Gather all lines containing the string "却留心应考的科目" and copy them out.

◆ Excerpted data ◆

<<<<

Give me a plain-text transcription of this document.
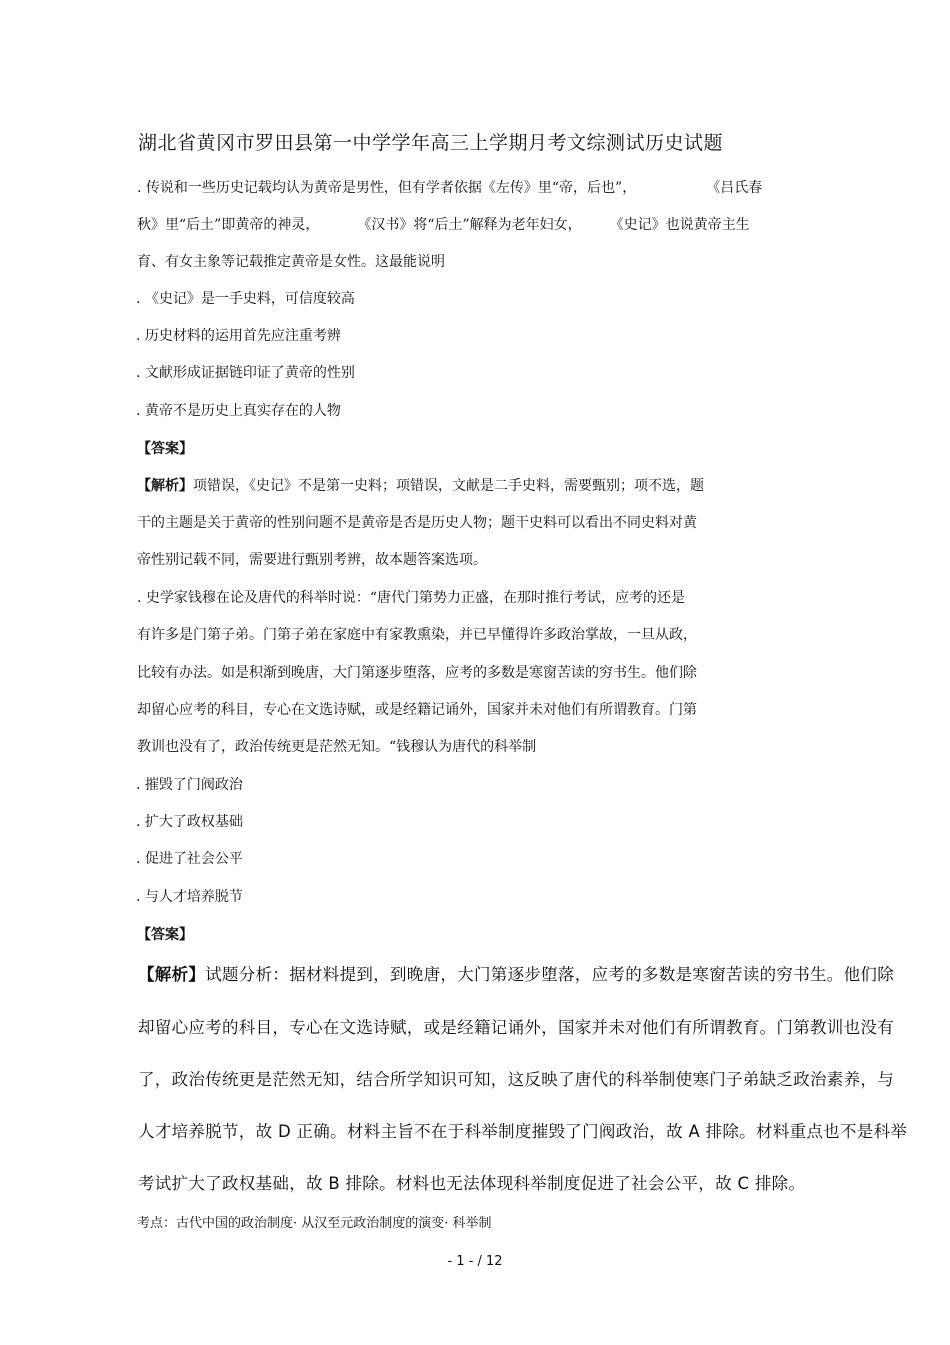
湖北省黄冈市罗田县第一中学学年高三上学期月考文综测试历史试题
. 传说和一些历史记载均认为黄帝是男性，但有学者依据《左传》里“帝，后也”，	《吕氏春
秋》里“后土”即黄帝的神灵，	《汉书》将“后土”解释为老年妇女， 《史记》也说黄帝主生
育、有女主象等记载推定黄帝是女性。这最能说明
. 《史记》是一手史料，可信度较高
. 历史材料的运用首先应注重考辨
. 文献形成证据链印证了黄帝的性别
. 黄帝不是历史上真实存在的人物
【答案】
【解析】项错误，《史记》不是第一史料；项错误，文献是二手史料，需要甄别；项不选，题
干的主题是关于黄帝的性别问题不是黄帝是否是历史人物；题干史料可以看出不同史料对黄
帝性别记载不同，需要进行甄别考辨，故本题答案选项。
. 史学家钱穆在论及唐代的科举时说：“唐代门第势力正盛，在那时推行考试，应考的还是
有许多是门第子弟。门第子弟在家庭中有家教熏染，并已早懂得许多政治掌故，一旦从政，
比较有办法。如是积渐到晚唐，大门第逐步堕落，应考的多数是寒窗苦读的穷书生。他们除
却留心应考的科目，专心在文选诗赋，或是经籍记诵外，国家并未对他们有所谓教育。门第
教训也没有了，政治传统更是茫然无知。“钱穆认为唐代的科举制
. 摧毁了门阀政治
. 扩大了政权基础
. 促进了社会公平
. 与人才培养脱节
【答案】
【解析】试题分析：据材料提到，到晚唐，大门第逐步堕落，应考的多数是寒窗苦读的穷书生。他们除
却留心应考的科目，专心在文选诗赋，或是经籍记诵外，国家并未对他们有所谓教育。门第教训也没有
了，政治传统更是茫然无知，结合所学知识可知，这反映了唐代的科举制使寒门子弟缺乏政治素养，与
人才培养脱节，故 D 正确。材料主旨不在于科举制度摧毁了门阀政治，故 A 排除。材料重点也不是科举
考试扩大了政权基础，故 B 排除。材料也无法体现科举制度促进了社会公平，故 C 排除。
考点：古代中国的政治制度· 从汉至元政治制度的演变· 科举制
- 1 - / 12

>>>>

◆ The completed task ◆
却留心应考的科目，专心在文选诗赋，或是经籍记诵外，国家并未对他们有所谓教育。门第
却留心应考的科目，专心在文选诗赋，或是经籍记诵外，国家并未对他们有所谓教育。门第教训也没有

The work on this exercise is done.